Can you transcribe the data exactly? Leave the pictures out.

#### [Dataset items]
= = =

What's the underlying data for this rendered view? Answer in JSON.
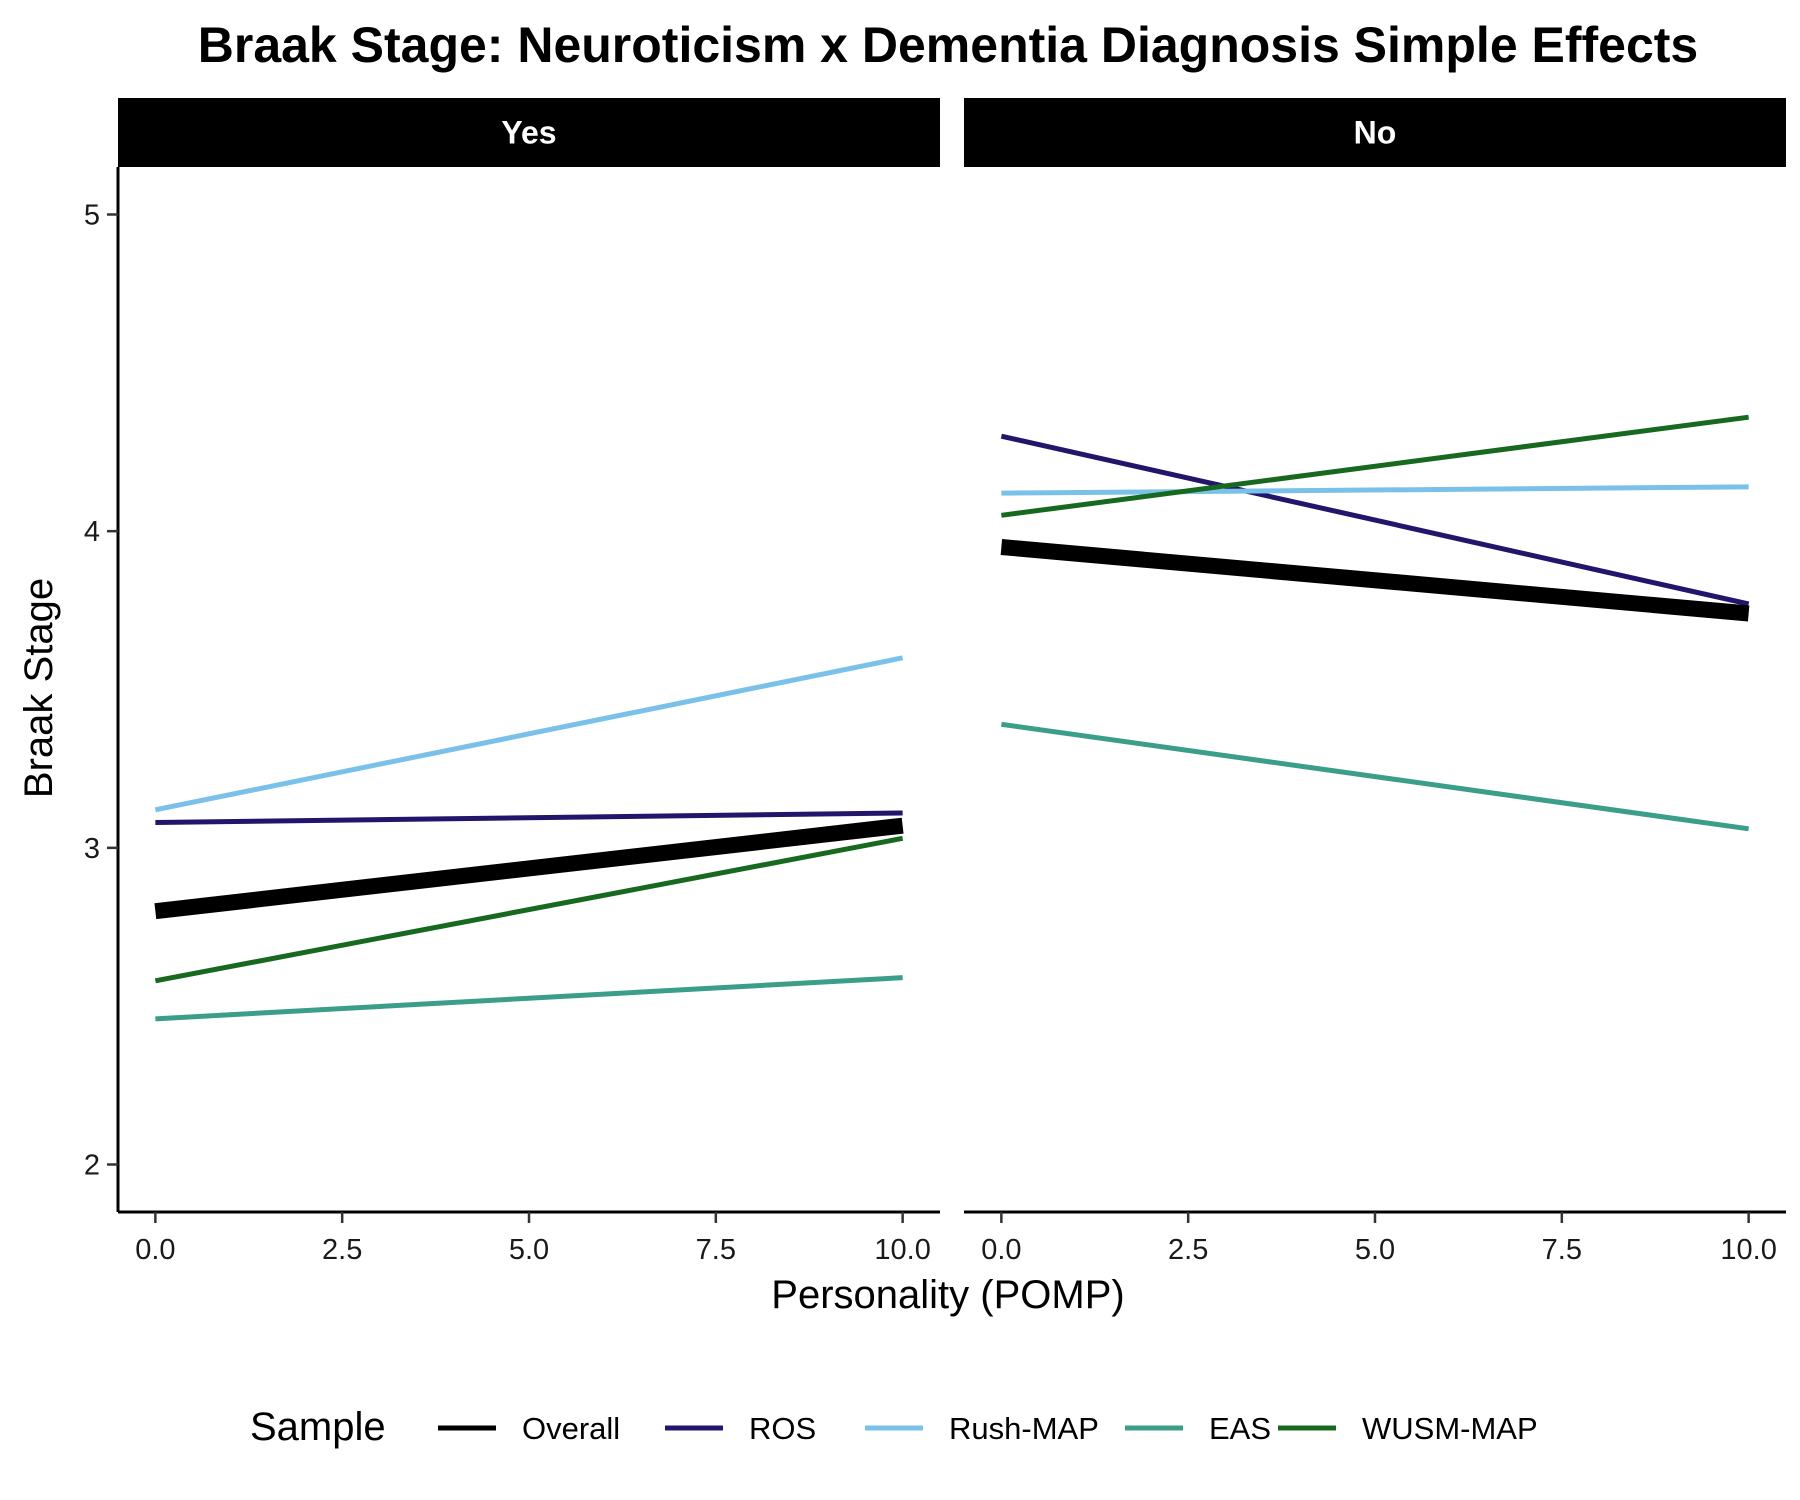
{
  "chart_data": {
    "type": "line",
    "title": "Braak Stage: Neuroticism x Dementia Diagnosis Simple Effects",
    "xlabel": "Personality (POMP)",
    "ylabel": "Braak Stage",
    "xlim": [
      -0.5,
      10.5
    ],
    "ylim": [
      1.85,
      5.15
    ],
    "xticks": [
      0,
      2.5,
      5,
      7.5,
      10
    ],
    "xtick_labels": [
      "0.0",
      "2.5",
      "5.0",
      "7.5",
      "10.0"
    ],
    "yticks": [
      2,
      3,
      4,
      5
    ],
    "ytick_labels": [
      "2",
      "3",
      "4",
      "5"
    ],
    "grid": false,
    "legend": {
      "title": "Sample",
      "position": "bottom",
      "entries": [
        "Overall",
        "ROS",
        "Rush-MAP",
        "EAS",
        "WUSM-MAP"
      ]
    },
    "series_colors": {
      "Overall": "#000000",
      "ROS": "#24146b",
      "Rush-MAP": "#7ac1ea",
      "EAS": "#3a9e88",
      "WUSM-MAP": "#17691f"
    },
    "panels": [
      {
        "label": "Yes",
        "series": [
          {
            "name": "Overall",
            "x": [
              0,
              10
            ],
            "y": [
              2.8,
              3.07
            ]
          },
          {
            "name": "ROS",
            "x": [
              0,
              10
            ],
            "y": [
              3.08,
              3.11
            ]
          },
          {
            "name": "Rush-MAP",
            "x": [
              0,
              10
            ],
            "y": [
              3.12,
              3.6
            ]
          },
          {
            "name": "EAS",
            "x": [
              0,
              10
            ],
            "y": [
              2.46,
              2.59
            ]
          },
          {
            "name": "WUSM-MAP",
            "x": [
              0,
              10
            ],
            "y": [
              2.58,
              3.03
            ]
          }
        ]
      },
      {
        "label": "No",
        "series": [
          {
            "name": "Overall",
            "x": [
              0,
              10
            ],
            "y": [
              3.95,
              3.74
            ]
          },
          {
            "name": "ROS",
            "x": [
              0,
              10
            ],
            "y": [
              4.3,
              3.77
            ]
          },
          {
            "name": "Rush-MAP",
            "x": [
              0,
              10
            ],
            "y": [
              4.12,
              4.14
            ]
          },
          {
            "name": "EAS",
            "x": [
              0,
              10
            ],
            "y": [
              3.39,
              3.06
            ]
          },
          {
            "name": "WUSM-MAP",
            "x": [
              0,
              10
            ],
            "y": [
              4.05,
              4.36
            ]
          }
        ]
      }
    ]
  }
}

= = =

#### [The result]
What's the underlying data for this rendered view? Answer in JSON.
{
  "chart_data": {
    "type": "line",
    "title": "Braak Stage: Neuroticism x Dementia Diagnosis Simple Effects",
    "xlabel": "Personality (POMP)",
    "ylabel": "Braak Stage",
    "xlim": [
      -0.5,
      10.5
    ],
    "ylim": [
      1.85,
      5.15
    ],
    "xticks": [
      0,
      2.5,
      5,
      7.5,
      10
    ],
    "xtick_labels": [
      "0.0",
      "2.5",
      "5.0",
      "7.5",
      "10.0"
    ],
    "yticks": [
      2,
      3,
      4,
      5
    ],
    "ytick_labels": [
      "2",
      "3",
      "4",
      "5"
    ],
    "grid": false,
    "legend": {
      "title": "Sample",
      "position": "bottom",
      "entries": [
        "Overall",
        "ROS",
        "Rush-MAP",
        "EAS",
        "WUSM-MAP"
      ]
    },
    "series_colors": {
      "Overall": "#000000",
      "ROS": "#24146b",
      "Rush-MAP": "#7ac1ea",
      "EAS": "#3a9e88",
      "WUSM-MAP": "#17691f"
    },
    "panels": [
      {
        "label": "Yes",
        "series": [
          {
            "name": "Overall",
            "x": [
              0,
              10
            ],
            "y": [
              2.8,
              3.07
            ]
          },
          {
            "name": "ROS",
            "x": [
              0,
              10
            ],
            "y": [
              3.08,
              3.11
            ]
          },
          {
            "name": "Rush-MAP",
            "x": [
              0,
              10
            ],
            "y": [
              3.12,
              3.6
            ]
          },
          {
            "name": "EAS",
            "x": [
              0,
              10
            ],
            "y": [
              2.46,
              2.59
            ]
          },
          {
            "name": "WUSM-MAP",
            "x": [
              0,
              10
            ],
            "y": [
              2.58,
              3.03
            ]
          }
        ]
      },
      {
        "label": "No",
        "series": [
          {
            "name": "Overall",
            "x": [
              0,
              10
            ],
            "y": [
              3.95,
              3.74
            ]
          },
          {
            "name": "ROS",
            "x": [
              0,
              10
            ],
            "y": [
              4.3,
              3.77
            ]
          },
          {
            "name": "Rush-MAP",
            "x": [
              0,
              10
            ],
            "y": [
              4.12,
              4.14
            ]
          },
          {
            "name": "EAS",
            "x": [
              0,
              10
            ],
            "y": [
              3.39,
              3.06
            ]
          },
          {
            "name": "WUSM-MAP",
            "x": [
              0,
              10
            ],
            "y": [
              4.05,
              4.36
            ]
          }
        ]
      }
    ]
  }
}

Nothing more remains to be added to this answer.